What you have to do >> What the task needs is the data below, written out verbatim.

(Figure record listings)
-----
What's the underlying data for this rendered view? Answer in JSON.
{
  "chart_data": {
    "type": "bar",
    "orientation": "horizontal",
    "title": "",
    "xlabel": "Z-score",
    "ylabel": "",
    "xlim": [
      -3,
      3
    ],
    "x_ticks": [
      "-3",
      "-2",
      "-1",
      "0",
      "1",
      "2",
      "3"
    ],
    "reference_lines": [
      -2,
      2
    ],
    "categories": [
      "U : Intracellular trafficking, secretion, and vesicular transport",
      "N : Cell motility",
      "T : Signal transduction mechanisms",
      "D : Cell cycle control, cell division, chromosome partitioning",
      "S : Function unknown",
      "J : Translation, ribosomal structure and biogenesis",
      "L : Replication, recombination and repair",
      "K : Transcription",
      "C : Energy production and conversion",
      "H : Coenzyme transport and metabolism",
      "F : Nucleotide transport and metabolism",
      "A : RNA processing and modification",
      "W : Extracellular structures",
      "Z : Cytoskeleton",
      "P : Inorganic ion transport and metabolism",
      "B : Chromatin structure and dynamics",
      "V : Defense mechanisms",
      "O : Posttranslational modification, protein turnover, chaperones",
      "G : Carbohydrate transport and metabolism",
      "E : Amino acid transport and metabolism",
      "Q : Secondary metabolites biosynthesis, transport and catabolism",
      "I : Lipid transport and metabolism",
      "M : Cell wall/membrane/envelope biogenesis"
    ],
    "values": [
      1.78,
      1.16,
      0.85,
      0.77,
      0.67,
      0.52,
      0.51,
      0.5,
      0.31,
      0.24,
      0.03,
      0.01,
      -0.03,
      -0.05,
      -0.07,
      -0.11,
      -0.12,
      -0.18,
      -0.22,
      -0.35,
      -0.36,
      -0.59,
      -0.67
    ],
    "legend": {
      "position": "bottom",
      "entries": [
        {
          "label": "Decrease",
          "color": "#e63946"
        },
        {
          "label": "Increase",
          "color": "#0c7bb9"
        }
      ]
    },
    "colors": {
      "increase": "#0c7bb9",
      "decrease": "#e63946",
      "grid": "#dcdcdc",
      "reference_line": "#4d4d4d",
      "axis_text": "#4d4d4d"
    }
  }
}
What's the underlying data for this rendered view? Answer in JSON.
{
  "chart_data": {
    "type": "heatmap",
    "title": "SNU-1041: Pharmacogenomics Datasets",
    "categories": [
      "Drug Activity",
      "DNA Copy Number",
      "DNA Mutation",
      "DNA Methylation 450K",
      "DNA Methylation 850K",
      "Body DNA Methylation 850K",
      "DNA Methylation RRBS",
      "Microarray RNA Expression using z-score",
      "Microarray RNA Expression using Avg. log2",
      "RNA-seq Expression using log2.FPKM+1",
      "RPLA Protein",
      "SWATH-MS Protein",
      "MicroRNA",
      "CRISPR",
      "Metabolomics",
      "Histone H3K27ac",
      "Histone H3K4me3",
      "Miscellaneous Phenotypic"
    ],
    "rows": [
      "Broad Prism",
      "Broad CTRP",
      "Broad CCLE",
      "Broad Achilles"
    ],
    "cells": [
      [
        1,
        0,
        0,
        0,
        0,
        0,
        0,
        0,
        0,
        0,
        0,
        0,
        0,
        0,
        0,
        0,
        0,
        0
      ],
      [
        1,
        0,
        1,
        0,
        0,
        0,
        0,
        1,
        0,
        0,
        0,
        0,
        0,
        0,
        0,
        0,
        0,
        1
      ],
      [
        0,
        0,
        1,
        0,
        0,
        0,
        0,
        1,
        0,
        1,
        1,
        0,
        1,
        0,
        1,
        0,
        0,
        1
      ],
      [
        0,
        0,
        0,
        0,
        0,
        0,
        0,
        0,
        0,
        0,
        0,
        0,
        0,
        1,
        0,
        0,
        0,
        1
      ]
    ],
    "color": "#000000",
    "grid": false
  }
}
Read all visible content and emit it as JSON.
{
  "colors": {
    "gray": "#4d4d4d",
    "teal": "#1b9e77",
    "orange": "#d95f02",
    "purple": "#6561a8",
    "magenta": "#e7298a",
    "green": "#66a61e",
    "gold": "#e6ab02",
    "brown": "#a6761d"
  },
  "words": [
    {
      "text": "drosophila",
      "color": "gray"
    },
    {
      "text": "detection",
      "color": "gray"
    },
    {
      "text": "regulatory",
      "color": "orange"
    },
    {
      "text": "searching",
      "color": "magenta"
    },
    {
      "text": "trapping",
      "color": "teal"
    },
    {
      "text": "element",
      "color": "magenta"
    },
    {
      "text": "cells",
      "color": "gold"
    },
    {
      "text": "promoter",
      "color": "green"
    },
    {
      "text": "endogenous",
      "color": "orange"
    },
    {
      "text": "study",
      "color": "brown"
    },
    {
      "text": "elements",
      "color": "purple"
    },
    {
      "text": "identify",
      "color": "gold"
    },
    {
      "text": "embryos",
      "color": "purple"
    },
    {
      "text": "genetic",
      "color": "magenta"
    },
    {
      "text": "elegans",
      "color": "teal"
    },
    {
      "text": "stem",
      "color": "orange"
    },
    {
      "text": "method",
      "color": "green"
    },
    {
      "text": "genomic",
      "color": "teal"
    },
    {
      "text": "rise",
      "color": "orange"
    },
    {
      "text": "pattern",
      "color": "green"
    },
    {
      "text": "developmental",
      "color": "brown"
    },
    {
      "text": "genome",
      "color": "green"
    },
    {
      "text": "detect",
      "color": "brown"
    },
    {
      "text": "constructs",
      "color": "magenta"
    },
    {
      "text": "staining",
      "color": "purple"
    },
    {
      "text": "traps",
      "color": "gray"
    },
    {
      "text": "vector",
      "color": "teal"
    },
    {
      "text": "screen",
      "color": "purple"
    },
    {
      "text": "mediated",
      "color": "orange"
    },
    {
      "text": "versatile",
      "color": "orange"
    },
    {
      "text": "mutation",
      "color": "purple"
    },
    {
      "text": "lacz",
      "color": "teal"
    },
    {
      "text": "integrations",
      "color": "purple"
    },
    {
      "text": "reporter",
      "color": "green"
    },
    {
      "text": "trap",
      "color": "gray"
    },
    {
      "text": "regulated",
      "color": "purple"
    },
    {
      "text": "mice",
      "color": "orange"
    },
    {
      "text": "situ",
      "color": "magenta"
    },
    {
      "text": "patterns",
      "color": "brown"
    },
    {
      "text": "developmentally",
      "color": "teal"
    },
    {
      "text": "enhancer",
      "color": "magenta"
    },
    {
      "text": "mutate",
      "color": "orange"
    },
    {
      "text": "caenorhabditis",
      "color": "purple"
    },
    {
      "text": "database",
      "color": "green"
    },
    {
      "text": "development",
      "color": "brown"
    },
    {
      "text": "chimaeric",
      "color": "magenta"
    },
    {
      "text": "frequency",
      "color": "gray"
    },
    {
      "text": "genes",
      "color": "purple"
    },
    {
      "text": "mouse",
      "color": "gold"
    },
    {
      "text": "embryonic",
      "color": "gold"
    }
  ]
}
-----
Answer for this exercise >>
What's the underlying data for this rendered view? Answer in JSON.
{
  "chart_data": {
    "type": "bar",
    "orientation": "horizontal",
    "title": "",
    "xlabel": "Z-score",
    "ylabel": "",
    "xlim": [
      -3,
      3
    ],
    "x_ticks": [
      "-3",
      "-2",
      "-1",
      "0",
      "1",
      "2",
      "3"
    ],
    "reference_lines": [
      -2,
      2
    ],
    "categories": [
      "U : Intracellular trafficking, secretion, and vesicular transport",
      "N : Cell motility",
      "T : Signal transduction mechanisms",
      "D : Cell cycle control, cell division, chromosome partitioning",
      "S : Function unknown",
      "J : Translation, ribosomal structure and biogenesis",
      "L : Replication, recombination and repair",
      "K : Transcription",
      "C : Energy production and conversion",
      "H : Coenzyme transport and metabolism",
      "F : Nucleotide transport and metabolism",
      "A : RNA processing and modification",
      "W : Extracellular structures",
      "Z : Cytoskeleton",
      "P : Inorganic ion transport and metabolism",
      "B : Chromatin structure and dynamics",
      "V : Defense mechanisms",
      "O : Posttranslational modification, protein turnover, chaperones",
      "G : Carbohydrate transport and metabolism",
      "E : Amino acid transport and metabolism",
      "Q : Secondary metabolites biosynthesis, transport and catabolism",
      "I : Lipid transport and metabolism",
      "M : Cell wall/membrane/envelope biogenesis"
    ],
    "values": [
      1.78,
      1.16,
      0.85,
      0.77,
      0.67,
      0.52,
      0.51,
      0.5,
      0.31,
      0.24,
      0.03,
      0.01,
      -0.03,
      -0.05,
      -0.07,
      -0.11,
      -0.12,
      -0.18,
      -0.22,
      -0.35,
      -0.36,
      -0.59,
      -0.67
    ],
    "legend": {
      "position": "bottom",
      "entries": [
        {
          "label": "Decrease",
          "color": "#e63946"
        },
        {
          "label": "Increase",
          "color": "#0c7bb9"
        }
      ]
    },
    "colors": {
      "increase": "#0c7bb9",
      "decrease": "#e63946",
      "grid": "#dcdcdc",
      "reference_line": "#4d4d4d",
      "axis_text": "#4d4d4d"
    }
  }
}
What's the underlying data for this rendered view? Answer in JSON.
{
  "chart_data": {
    "type": "heatmap",
    "title": "SNU-1041: Pharmacogenomics Datasets",
    "categories": [
      "Drug Activity",
      "DNA Copy Number",
      "DNA Mutation",
      "DNA Methylation 450K",
      "DNA Methylation 850K",
      "Body DNA Methylation 850K",
      "DNA Methylation RRBS",
      "Microarray RNA Expression using z-score",
      "Microarray RNA Expression using Avg. log2",
      "RNA-seq Expression using log2.FPKM+1",
      "RPLA Protein",
      "SWATH-MS Protein",
      "MicroRNA",
      "CRISPR",
      "Metabolomics",
      "Histone H3K27ac",
      "Histone H3K4me3",
      "Miscellaneous Phenotypic"
    ],
    "rows": [
      "Broad Prism",
      "Broad CTRP",
      "Broad CCLE",
      "Broad Achilles"
    ],
    "cells": [
      [
        1,
        0,
        0,
        0,
        0,
        0,
        0,
        0,
        0,
        0,
        0,
        0,
        0,
        0,
        0,
        0,
        0,
        0
      ],
      [
        1,
        0,
        1,
        0,
        0,
        0,
        0,
        1,
        0,
        0,
        0,
        0,
        0,
        0,
        0,
        0,
        0,
        1
      ],
      [
        0,
        0,
        1,
        0,
        0,
        0,
        0,
        1,
        0,
        1,
        1,
        0,
        1,
        0,
        1,
        0,
        0,
        1
      ],
      [
        0,
        0,
        0,
        0,
        0,
        0,
        0,
        0,
        0,
        0,
        0,
        0,
        0,
        1,
        0,
        0,
        0,
        1
      ]
    ],
    "color": "#000000",
    "grid": false
  }
}
Read all visible content and emit it as JSON.
{
  "colors": {
    "gray": "#4d4d4d",
    "teal": "#1b9e77",
    "orange": "#d95f02",
    "purple": "#6561a8",
    "magenta": "#e7298a",
    "green": "#66a61e",
    "gold": "#e6ab02",
    "brown": "#a6761d"
  },
  "words": [
    {
      "text": "drosophila",
      "color": "gray"
    },
    {
      "text": "detection",
      "color": "gray"
    },
    {
      "text": "regulatory",
      "color": "orange"
    },
    {
      "text": "searching",
      "color": "magenta"
    },
    {
      "text": "trapping",
      "color": "teal"
    },
    {
      "text": "element",
      "color": "magenta"
    },
    {
      "text": "cells",
      "color": "gold"
    },
    {
      "text": "promoter",
      "color": "green"
    },
    {
      "text": "endogenous",
      "color": "orange"
    },
    {
      "text": "study",
      "color": "brown"
    },
    {
      "text": "elements",
      "color": "purple"
    },
    {
      "text": "identify",
      "color": "gold"
    },
    {
      "text": "embryos",
      "color": "purple"
    },
    {
      "text": "genetic",
      "color": "magenta"
    },
    {
      "text": "elegans",
      "color": "teal"
    },
    {
      "text": "stem",
      "color": "orange"
    },
    {
      "text": "method",
      "color": "green"
    },
    {
      "text": "genomic",
      "color": "teal"
    },
    {
      "text": "rise",
      "color": "orange"
    },
    {
      "text": "pattern",
      "color": "green"
    },
    {
      "text": "developmental",
      "color": "brown"
    },
    {
      "text": "genome",
      "color": "green"
    },
    {
      "text": "detect",
      "color": "brown"
    },
    {
      "text": "constructs",
      "color": "magenta"
    },
    {
      "text": "staining",
      "color": "purple"
    },
    {
      "text": "traps",
      "color": "gray"
    },
    {
      "text": "vector",
      "color": "teal"
    },
    {
      "text": "screen",
      "color": "purple"
    },
    {
      "text": "mediated",
      "color": "orange"
    },
    {
      "text": "versatile",
      "color": "orange"
    },
    {
      "text": "mutation",
      "color": "purple"
    },
    {
      "text": "lacz",
      "color": "teal"
    },
    {
      "text": "integrations",
      "color": "purple"
    },
    {
      "text": "reporter",
      "color": "green"
    },
    {
      "text": "trap",
      "color": "gray"
    },
    {
      "text": "regulated",
      "color": "purple"
    },
    {
      "text": "mice",
      "color": "orange"
    },
    {
      "text": "situ",
      "color": "magenta"
    },
    {
      "text": "patterns",
      "color": "brown"
    },
    {
      "text": "developmentally",
      "color": "teal"
    },
    {
      "text": "enhancer",
      "color": "magenta"
    },
    {
      "text": "mutate",
      "color": "orange"
    },
    {
      "text": "caenorhabditis",
      "color": "purple"
    },
    {
      "text": "database",
      "color": "green"
    },
    {
      "text": "development",
      "color": "brown"
    },
    {
      "text": "chimaeric",
      "color": "magenta"
    },
    {
      "text": "frequency",
      "color": "gray"
    },
    {
      "text": "genes",
      "color": "purple"
    },
    {
      "text": "mouse",
      "color": "gold"
    },
    {
      "text": "embryonic",
      "color": "gold"
    }
  ]
}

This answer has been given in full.